** Start Material provided **

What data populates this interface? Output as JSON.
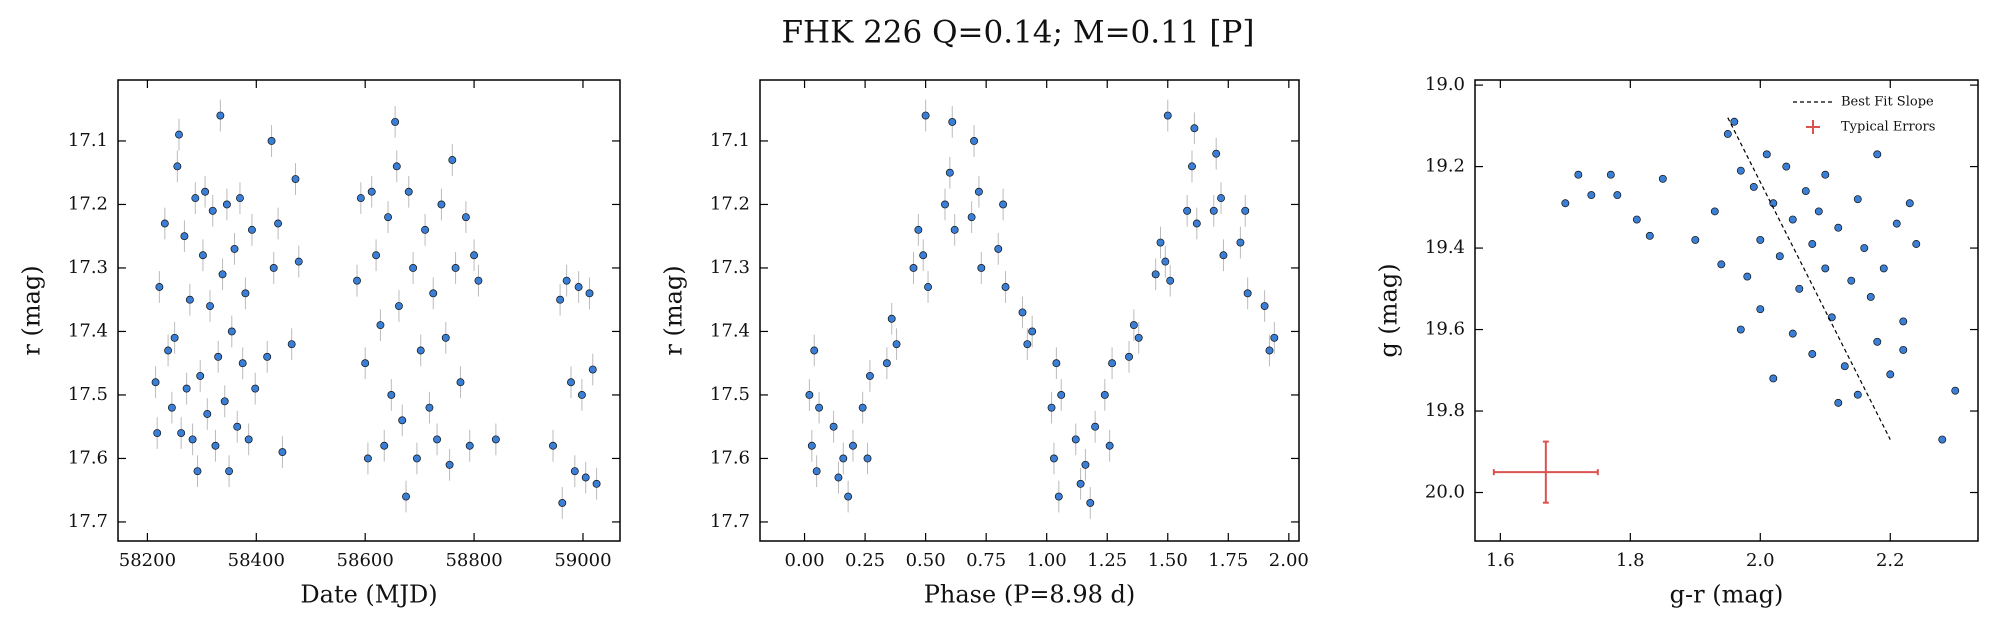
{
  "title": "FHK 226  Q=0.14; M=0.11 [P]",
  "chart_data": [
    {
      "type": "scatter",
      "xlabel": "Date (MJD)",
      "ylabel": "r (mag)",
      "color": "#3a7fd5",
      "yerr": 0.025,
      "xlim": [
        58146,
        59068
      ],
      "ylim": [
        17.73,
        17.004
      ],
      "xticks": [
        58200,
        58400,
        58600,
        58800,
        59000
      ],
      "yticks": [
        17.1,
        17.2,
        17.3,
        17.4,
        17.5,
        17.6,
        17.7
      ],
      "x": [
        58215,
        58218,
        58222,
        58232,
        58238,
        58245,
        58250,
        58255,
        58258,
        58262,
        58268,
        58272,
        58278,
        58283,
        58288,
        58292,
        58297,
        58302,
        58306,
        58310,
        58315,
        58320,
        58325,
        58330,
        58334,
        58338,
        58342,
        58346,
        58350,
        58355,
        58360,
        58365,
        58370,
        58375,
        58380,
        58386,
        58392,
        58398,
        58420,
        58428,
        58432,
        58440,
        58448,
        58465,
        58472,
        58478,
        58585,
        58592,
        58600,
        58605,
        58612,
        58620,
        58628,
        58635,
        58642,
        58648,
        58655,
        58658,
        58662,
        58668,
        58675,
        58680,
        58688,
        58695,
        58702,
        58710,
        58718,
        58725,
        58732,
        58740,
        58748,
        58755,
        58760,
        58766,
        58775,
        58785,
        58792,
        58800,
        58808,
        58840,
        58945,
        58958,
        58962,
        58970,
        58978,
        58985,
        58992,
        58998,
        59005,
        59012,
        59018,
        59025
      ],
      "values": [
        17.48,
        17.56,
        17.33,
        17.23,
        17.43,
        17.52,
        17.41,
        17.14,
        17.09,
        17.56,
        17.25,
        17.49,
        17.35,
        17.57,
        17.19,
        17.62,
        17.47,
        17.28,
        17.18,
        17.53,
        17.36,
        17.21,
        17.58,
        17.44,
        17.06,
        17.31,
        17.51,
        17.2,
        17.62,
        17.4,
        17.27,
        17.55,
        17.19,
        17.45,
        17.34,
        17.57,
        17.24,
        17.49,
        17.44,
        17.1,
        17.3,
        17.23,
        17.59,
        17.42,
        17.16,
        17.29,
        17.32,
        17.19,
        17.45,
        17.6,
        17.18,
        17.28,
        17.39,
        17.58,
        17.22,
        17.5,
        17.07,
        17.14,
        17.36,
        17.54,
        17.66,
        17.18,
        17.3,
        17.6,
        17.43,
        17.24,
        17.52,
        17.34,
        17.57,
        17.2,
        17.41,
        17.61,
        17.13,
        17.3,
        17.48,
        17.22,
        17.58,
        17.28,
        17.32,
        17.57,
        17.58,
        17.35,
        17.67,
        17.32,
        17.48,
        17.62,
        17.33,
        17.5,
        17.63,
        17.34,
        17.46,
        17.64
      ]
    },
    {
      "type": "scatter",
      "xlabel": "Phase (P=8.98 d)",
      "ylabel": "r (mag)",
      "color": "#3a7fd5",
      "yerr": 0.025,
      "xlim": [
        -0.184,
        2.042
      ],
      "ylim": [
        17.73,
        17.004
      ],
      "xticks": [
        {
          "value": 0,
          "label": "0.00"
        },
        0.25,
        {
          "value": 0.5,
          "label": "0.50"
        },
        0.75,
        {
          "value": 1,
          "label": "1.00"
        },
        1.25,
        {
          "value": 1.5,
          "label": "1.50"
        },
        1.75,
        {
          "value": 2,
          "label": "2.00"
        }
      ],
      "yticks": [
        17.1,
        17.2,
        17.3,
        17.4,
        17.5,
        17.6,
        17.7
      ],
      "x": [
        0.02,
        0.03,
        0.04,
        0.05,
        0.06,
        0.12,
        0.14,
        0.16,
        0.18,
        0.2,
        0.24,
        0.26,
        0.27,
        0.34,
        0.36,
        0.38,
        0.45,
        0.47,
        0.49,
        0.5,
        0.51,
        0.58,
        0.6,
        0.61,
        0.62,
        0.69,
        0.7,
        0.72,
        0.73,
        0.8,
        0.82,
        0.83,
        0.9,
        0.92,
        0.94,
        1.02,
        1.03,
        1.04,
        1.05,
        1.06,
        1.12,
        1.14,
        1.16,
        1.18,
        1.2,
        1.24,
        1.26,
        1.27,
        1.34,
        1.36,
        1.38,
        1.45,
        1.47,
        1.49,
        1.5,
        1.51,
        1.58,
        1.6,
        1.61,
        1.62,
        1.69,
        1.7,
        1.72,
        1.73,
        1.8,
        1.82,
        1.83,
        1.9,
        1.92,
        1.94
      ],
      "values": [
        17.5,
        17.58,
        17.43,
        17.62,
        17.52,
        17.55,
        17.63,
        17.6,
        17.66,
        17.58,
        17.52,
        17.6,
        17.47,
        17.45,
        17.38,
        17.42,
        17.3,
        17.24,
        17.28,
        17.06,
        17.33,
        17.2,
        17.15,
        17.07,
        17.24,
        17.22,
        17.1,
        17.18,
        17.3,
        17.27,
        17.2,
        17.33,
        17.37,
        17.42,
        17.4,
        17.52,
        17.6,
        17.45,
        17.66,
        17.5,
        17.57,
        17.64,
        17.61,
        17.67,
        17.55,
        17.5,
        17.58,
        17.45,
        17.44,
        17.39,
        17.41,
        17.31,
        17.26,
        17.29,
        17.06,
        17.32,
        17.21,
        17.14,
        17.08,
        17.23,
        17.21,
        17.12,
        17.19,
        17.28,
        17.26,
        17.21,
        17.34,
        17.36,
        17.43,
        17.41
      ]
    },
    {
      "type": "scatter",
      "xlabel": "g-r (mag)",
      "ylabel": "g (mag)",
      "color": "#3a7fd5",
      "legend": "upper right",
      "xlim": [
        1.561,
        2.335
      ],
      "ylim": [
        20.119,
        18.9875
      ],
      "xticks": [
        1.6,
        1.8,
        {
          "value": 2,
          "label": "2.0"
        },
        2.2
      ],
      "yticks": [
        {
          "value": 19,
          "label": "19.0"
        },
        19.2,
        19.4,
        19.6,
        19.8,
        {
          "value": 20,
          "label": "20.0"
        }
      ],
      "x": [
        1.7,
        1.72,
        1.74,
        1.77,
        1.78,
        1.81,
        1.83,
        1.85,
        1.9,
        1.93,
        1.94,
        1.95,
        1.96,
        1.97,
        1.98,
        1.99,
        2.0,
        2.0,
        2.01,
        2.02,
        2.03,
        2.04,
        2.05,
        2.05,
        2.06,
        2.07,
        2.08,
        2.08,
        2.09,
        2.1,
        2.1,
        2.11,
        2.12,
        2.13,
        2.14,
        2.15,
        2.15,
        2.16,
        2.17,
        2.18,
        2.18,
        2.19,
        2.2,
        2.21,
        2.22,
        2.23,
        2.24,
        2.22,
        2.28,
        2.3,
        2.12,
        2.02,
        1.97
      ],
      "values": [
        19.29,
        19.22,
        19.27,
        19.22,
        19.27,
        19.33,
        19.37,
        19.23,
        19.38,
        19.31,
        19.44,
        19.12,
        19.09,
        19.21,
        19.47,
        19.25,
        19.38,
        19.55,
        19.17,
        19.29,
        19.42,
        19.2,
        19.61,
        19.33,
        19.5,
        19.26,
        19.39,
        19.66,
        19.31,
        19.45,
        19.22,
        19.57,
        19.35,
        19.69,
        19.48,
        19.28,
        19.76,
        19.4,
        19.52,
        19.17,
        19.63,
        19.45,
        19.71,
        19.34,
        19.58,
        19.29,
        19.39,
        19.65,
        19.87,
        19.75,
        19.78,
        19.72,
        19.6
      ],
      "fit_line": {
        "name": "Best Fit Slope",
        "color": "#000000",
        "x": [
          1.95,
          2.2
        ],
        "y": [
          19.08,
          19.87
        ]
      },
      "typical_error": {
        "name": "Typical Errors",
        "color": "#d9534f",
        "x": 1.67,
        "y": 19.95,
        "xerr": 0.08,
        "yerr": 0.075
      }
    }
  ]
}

** End Material provided **

# Task objective
Out of the material above, select every line that holds the string "xlabel".

# Answer below
      "xlabel": "Date (MJD)",
      "xlabel": "Phase (P=8.98 d)",
      "xlabel": "g-r (mag)",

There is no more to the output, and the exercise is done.